---------- Task material
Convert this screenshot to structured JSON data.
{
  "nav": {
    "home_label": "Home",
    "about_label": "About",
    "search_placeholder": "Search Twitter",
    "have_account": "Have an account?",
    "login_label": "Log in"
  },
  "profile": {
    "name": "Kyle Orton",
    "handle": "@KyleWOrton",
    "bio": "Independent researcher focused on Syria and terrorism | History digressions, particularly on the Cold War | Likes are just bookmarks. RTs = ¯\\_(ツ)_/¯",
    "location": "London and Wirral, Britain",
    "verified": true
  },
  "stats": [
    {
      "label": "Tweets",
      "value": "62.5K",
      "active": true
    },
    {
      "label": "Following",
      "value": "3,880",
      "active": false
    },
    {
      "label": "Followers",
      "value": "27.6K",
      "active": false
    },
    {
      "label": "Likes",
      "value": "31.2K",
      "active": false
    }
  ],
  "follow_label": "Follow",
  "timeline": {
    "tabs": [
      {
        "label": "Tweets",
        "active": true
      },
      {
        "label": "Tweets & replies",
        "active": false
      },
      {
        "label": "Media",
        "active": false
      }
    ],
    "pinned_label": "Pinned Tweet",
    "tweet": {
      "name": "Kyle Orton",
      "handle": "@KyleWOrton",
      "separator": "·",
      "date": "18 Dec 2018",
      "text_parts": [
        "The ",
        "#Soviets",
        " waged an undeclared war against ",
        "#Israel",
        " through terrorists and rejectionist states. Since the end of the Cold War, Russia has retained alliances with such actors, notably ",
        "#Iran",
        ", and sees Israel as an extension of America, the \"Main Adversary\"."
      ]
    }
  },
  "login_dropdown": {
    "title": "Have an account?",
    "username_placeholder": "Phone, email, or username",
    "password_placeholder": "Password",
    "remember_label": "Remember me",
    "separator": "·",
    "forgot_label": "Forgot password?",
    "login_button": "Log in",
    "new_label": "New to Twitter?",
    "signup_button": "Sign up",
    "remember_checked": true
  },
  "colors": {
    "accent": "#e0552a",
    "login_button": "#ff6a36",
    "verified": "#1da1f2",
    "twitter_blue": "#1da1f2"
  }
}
--------------------
• **Instruction**: Working from the material above, retype it in its entirety without change.

• **Complete response**:
Convert this screenshot to structured JSON data.
{
  "nav": {
    "home_label": "Home",
    "about_label": "About",
    "search_placeholder": "Search Twitter",
    "have_account": "Have an account?",
    "login_label": "Log in"
  },
  "profile": {
    "name": "Kyle Orton",
    "handle": "@KyleWOrton",
    "bio": "Independent researcher focused on Syria and terrorism | History digressions, particularly on the Cold War | Likes are just bookmarks. RTs = ¯\\_(ツ)_/¯",
    "location": "London and Wirral, Britain",
    "verified": true
  },
  "stats": [
    {
      "label": "Tweets",
      "value": "62.5K",
      "active": true
    },
    {
      "label": "Following",
      "value": "3,880",
      "active": false
    },
    {
      "label": "Followers",
      "value": "27.6K",
      "active": false
    },
    {
      "label": "Likes",
      "value": "31.2K",
      "active": false
    }
  ],
  "follow_label": "Follow",
  "timeline": {
    "tabs": [
      {
        "label": "Tweets",
        "active": true
      },
      {
        "label": "Tweets & replies",
        "active": false
      },
      {
        "label": "Media",
        "active": false
      }
    ],
    "pinned_label": "Pinned Tweet",
    "tweet": {
      "name": "Kyle Orton",
      "handle": "@KyleWOrton",
      "separator": "·",
      "date": "18 Dec 2018",
      "text_parts": [
        "The ",
        "#Soviets",
        " waged an undeclared war against ",
        "#Israel",
        " through terrorists and rejectionist states. Since the end of the Cold War, Russia has retained alliances with such actors, notably ",
        "#Iran",
        ", and sees Israel as an extension of America, the \"Main Adversary\"."
      ]
    }
  },
  "login_dropdown": {
    "title": "Have an account?",
    "username_placeholder": "Phone, email, or username",
    "password_placeholder": "Password",
    "remember_label": "Remember me",
    "separator": "·",
    "forgot_label": "Forgot password?",
    "login_button": "Log in",
    "new_label": "New to Twitter?",
    "signup_button": "Sign up",
    "remember_checked": true
  },
  "colors": {
    "accent": "#e0552a",
    "login_button": "#ff6a36",
    "verified": "#1da1f2",
    "twitter_blue": "#1da1f2"
  }
}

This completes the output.